>> begin PROVIDED ENTRIES

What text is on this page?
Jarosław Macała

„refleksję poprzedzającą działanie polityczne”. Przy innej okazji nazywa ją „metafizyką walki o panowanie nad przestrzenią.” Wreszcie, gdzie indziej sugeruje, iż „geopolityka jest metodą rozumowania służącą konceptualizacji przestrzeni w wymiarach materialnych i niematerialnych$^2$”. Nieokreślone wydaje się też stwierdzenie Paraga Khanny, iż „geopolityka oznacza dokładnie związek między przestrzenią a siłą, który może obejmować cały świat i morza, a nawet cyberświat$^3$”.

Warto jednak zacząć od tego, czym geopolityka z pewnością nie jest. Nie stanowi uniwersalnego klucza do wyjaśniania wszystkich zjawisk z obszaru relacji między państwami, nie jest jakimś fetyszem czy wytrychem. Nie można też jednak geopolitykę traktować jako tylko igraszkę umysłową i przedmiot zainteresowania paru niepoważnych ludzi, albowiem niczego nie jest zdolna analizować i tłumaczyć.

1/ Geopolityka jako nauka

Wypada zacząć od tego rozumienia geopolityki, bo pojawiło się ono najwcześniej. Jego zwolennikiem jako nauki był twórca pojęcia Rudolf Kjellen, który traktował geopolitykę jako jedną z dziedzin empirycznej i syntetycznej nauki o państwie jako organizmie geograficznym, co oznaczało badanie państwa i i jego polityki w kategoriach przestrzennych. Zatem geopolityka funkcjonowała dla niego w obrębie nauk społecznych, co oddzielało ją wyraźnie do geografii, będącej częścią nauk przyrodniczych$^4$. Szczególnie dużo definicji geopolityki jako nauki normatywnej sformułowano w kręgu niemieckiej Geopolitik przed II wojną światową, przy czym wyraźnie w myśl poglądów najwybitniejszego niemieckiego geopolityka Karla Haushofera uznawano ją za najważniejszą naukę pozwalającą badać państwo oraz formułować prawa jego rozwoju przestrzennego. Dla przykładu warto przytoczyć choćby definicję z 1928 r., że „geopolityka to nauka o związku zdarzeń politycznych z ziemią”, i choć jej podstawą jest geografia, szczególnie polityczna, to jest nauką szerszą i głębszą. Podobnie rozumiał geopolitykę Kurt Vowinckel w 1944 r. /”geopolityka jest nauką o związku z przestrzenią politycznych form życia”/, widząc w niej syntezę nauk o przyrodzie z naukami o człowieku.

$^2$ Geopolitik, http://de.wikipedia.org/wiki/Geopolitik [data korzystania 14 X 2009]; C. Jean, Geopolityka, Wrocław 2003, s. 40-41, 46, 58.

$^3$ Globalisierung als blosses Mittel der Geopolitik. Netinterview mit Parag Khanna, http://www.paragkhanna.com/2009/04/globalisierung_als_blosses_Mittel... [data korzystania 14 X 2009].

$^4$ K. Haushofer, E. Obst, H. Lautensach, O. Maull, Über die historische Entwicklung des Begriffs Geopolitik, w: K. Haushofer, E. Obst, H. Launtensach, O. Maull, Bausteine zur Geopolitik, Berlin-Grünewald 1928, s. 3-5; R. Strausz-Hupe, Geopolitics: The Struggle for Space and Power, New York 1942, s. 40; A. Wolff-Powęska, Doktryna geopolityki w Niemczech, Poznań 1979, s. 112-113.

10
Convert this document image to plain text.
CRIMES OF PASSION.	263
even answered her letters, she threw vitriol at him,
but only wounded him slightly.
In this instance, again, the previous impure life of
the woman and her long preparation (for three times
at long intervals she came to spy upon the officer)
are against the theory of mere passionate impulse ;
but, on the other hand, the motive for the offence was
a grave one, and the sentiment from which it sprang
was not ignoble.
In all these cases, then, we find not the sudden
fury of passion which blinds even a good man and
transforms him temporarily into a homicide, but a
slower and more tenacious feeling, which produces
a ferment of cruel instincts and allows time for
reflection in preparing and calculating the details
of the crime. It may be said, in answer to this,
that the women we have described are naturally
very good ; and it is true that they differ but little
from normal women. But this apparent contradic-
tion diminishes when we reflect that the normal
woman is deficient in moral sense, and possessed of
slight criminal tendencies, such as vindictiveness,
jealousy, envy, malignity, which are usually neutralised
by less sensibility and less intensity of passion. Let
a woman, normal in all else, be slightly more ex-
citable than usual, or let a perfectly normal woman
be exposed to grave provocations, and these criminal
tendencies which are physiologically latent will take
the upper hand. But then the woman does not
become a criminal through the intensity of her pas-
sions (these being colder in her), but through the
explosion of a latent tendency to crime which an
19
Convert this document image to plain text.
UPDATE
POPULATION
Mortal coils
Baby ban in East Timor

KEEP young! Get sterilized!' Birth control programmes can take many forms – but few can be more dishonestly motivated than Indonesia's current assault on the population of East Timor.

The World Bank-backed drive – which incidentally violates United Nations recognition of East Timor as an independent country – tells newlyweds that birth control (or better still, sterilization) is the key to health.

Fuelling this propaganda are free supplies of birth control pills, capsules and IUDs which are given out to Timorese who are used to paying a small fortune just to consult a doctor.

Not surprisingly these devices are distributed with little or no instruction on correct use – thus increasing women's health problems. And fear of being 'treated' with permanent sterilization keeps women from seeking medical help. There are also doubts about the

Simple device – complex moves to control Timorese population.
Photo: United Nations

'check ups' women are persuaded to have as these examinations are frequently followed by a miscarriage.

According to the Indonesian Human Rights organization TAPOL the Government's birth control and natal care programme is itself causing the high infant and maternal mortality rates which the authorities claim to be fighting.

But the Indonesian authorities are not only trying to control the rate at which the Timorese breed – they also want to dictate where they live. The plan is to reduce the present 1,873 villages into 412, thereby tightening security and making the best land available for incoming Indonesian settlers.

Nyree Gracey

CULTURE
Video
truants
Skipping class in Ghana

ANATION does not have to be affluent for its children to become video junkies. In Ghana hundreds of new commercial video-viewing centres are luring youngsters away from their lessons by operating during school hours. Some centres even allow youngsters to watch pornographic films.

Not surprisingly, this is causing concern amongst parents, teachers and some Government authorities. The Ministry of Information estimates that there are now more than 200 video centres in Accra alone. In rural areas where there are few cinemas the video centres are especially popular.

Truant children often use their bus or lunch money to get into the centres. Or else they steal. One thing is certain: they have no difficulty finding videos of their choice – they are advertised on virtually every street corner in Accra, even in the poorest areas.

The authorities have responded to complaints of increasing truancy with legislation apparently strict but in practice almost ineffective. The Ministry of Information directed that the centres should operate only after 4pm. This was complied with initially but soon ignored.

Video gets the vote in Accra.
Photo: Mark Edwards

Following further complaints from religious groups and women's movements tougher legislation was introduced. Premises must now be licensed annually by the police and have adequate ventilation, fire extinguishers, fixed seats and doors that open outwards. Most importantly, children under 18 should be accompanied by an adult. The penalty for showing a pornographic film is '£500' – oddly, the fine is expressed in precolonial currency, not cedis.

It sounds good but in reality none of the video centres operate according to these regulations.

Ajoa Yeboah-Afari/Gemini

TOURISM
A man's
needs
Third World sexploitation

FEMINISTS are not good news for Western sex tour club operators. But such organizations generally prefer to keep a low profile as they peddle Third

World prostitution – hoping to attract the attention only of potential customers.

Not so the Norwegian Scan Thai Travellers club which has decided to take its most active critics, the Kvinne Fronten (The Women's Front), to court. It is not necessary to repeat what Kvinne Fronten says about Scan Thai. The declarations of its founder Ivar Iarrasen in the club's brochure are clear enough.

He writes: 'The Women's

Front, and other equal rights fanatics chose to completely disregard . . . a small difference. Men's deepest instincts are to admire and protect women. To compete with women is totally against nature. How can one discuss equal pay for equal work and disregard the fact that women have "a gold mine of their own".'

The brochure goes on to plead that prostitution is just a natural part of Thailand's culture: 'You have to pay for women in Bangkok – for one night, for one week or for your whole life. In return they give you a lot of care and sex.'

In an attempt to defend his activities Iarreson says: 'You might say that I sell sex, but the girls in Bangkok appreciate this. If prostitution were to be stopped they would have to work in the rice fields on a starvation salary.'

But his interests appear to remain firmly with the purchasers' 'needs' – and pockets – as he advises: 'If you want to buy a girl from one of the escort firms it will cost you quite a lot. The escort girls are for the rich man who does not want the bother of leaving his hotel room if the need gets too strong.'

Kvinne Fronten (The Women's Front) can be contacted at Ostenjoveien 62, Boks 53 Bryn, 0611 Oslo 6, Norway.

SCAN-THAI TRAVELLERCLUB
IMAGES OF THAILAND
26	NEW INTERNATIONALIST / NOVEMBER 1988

>> end PROVIDED ENTRIES

STATED TASK
Which lines above contain "prostitution"? Show each of them.

TASK ANSWER
World prostitution – hoping to attract the attention only of potential customers.
The brochure goes on to plead that prostitution is just a natural part of Thailand's culture: 'You have to pay for women in Bangkok – for one night, for one week or for your whole life. In return they give you a lot of care and sex.'
In an attempt to defend his activities Iarreson says: 'You might say that I sell sex, but the girls in Bangkok appreciate this. If prostitution were to be stopped they would have to work in the rice fields on a starvation salary.'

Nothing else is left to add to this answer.